Your goal: Repeat, exactly and in full, the lines of the listing below, but without any pictures.

Saved entries:
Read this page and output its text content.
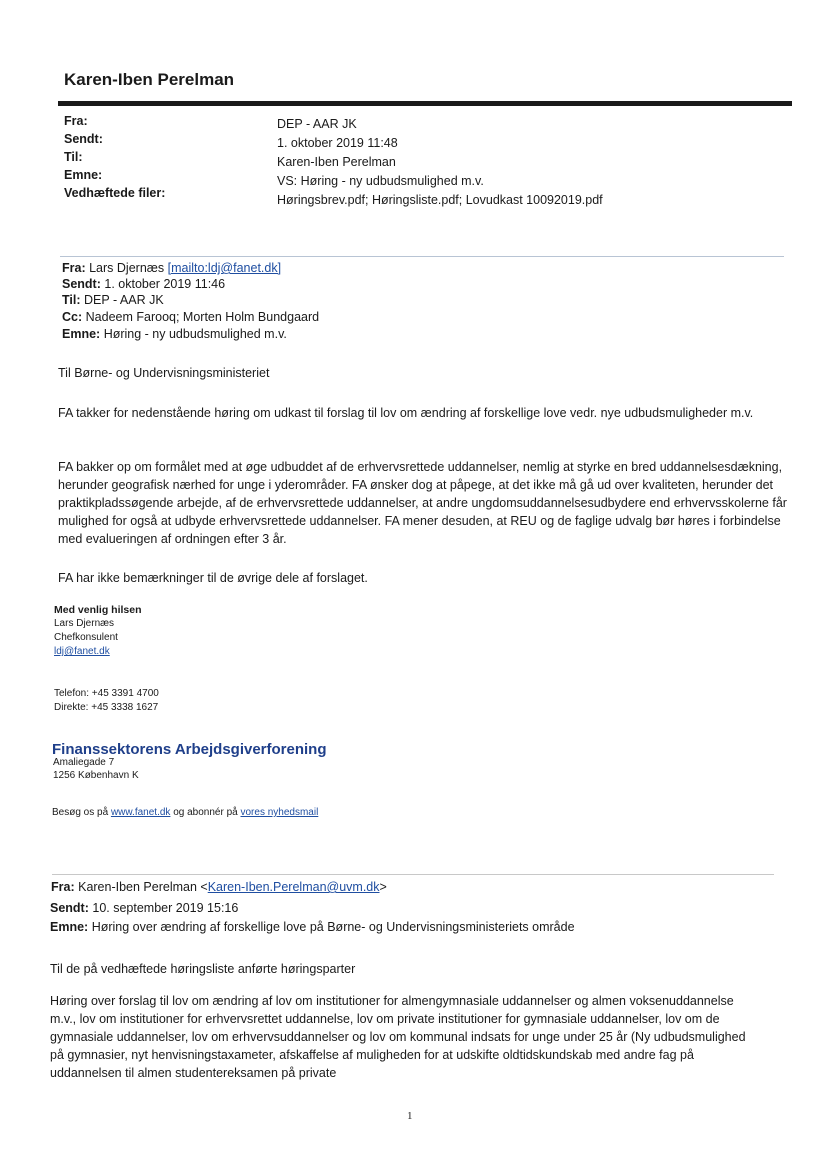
Karen-Iben Perelman
Fra:
Sendt:
Til:
Emne:
Vedhæftede filer:
DEP - AAR JK
1. oktober 2019 11:48
Karen-Iben Perelman
VS: Høring - ny udbudsmulighed m.v.
Høringsbrev.pdf; Høringsliste.pdf; Lovudkast 10092019.pdf
Fra: Lars Djernæs [mailto:ldj@fanet.dk]
Sendt: 1. oktober 2019 11:46
Til: DEP - AAR JK
Cc: Nadeem Farooq; Morten Holm Bundgaard
Emne: Høring - ny udbudsmulighed m.v.
Til Børne- og Undervisningsministeriet
FA takker for nedenstående høring om udkast til forslag til lov om ændring af forskellige love vedr. nye udbudsmuligheder m.v.
FA bakker op om formålet med at øge udbuddet af de erhvervsrettede uddannelser, nemlig at styrke en bred uddannelsesdækning, herunder geografisk nærhed for unge i yderområder. FA ønsker dog at påpege, at det ikke må gå ud over kvaliteten, herunder det praktikpladssøgende arbejde, af de erhvervsrettede uddannelser, at andre ungdomsuddannelsesudbydere end erhvervsskolerne får mulighed for også at udbyde erhvervsrettede uddannelser. FA mener desuden, at REU og de faglige udvalg bør høres i forbindelse med evalueringen af ordningen efter 3 år.
FA har ikke bemærkninger til de øvrige dele af forslaget.
Med venlig hilsen
Lars Djernæs
Chefkonsulent
ldj@fanet.dk
Telefon: +45 3391 4700
Direkte: +45 3338 1627
Finanssektorens Arbejdsgiverforening
Amaliegade 7
1256 København K
Besøg os på www.fanet.dk og abonnér på vores nyhedsmail
Fra: Karen-Iben Perelman <Karen-Iben.Perelman@uvm.dk>
Sendt: 10. september 2019 15:16
Emne: Høring over ændring af forskellige love på Børne- og Undervisningsministeriets område
Til de på vedhæftede høringsliste anførte høringsparter
Høring over forslag til lov om ændring af lov om institutioner for almengymnasiale uddannelser og almen voksenuddannelse m.v., lov om institutioner for erhvervsrettet uddannelse, lov om private institutioner for gymnasiale uddannelser, lov om de gymnasiale uddannelser, lov om erhvervsuddannelser og lov om kommunal indsats for unge under 25 år (Ny udbudsmulighed på gymnasier, nyt henvisningstaxameter, afskaffelse af muligheden for at udskifte oldtidskundskab med andre fag på uddannelsen til almen studentereksamen på private
1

Complete answer:
Read this page and output its text content.
Karen-Iben Perelman
Fra:
Sendt:
Til:
Emne:
Vedhæftede filer:
DEP - AAR JK
1. oktober 2019 11:48
Karen-Iben Perelman
VS: Høring - ny udbudsmulighed m.v.
Høringsbrev.pdf; Høringsliste.pdf; Lovudkast 10092019.pdf
Fra: Lars Djernæs [mailto:ldj@fanet.dk]
Sendt: 1. oktober 2019 11:46
Til: DEP - AAR JK
Cc: Nadeem Farooq; Morten Holm Bundgaard
Emne: Høring - ny udbudsmulighed m.v.
Til Børne- og Undervisningsministeriet
FA takker for nedenstående høring om udkast til forslag til lov om ændring af forskellige love vedr. nye udbudsmuligheder m.v.
FA bakker op om formålet med at øge udbuddet af de erhvervsrettede uddannelser, nemlig at styrke en bred uddannelsesdækning, herunder geografisk nærhed for unge i yderområder. FA ønsker dog at påpege, at det ikke må gå ud over kvaliteten, herunder det praktikpladssøgende arbejde, af de erhvervsrettede uddannelser, at andre ungdomsuddannelsesudbydere end erhvervsskolerne får mulighed for også at udbyde erhvervsrettede uddannelser. FA mener desuden, at REU og de faglige udvalg bør høres i forbindelse med evalueringen af ordningen efter 3 år.
FA har ikke bemærkninger til de øvrige dele af forslaget.
Med venlig hilsen
Lars Djernæs
Chefkonsulent
ldj@fanet.dk
Telefon: +45 3391 4700
Direkte: +45 3338 1627
Finanssektorens Arbejdsgiverforening
Amaliegade 7
1256 København K
Besøg os på www.fanet.dk og abonnér på vores nyhedsmail
Fra: Karen-Iben Perelman <Karen-Iben.Perelman@uvm.dk>
Sendt: 10. september 2019 15:16
Emne: Høring over ændring af forskellige love på Børne- og Undervisningsministeriets område
Til de på vedhæftede høringsliste anførte høringsparter
Høring over forslag til lov om ændring af lov om institutioner for almengymnasiale uddannelser og almen voksenuddannelse m.v., lov om institutioner for erhvervsrettet uddannelse, lov om private institutioner for gymnasiale uddannelser, lov om de gymnasiale uddannelser, lov om erhvervsuddannelser og lov om kommunal indsats for unge under 25 år (Ny udbudsmulighed på gymnasier, nyt henvisningstaxameter, afskaffelse af muligheden for at udskifte oldtidskundskab med andre fag på uddannelsen til almen studentereksamen på private
1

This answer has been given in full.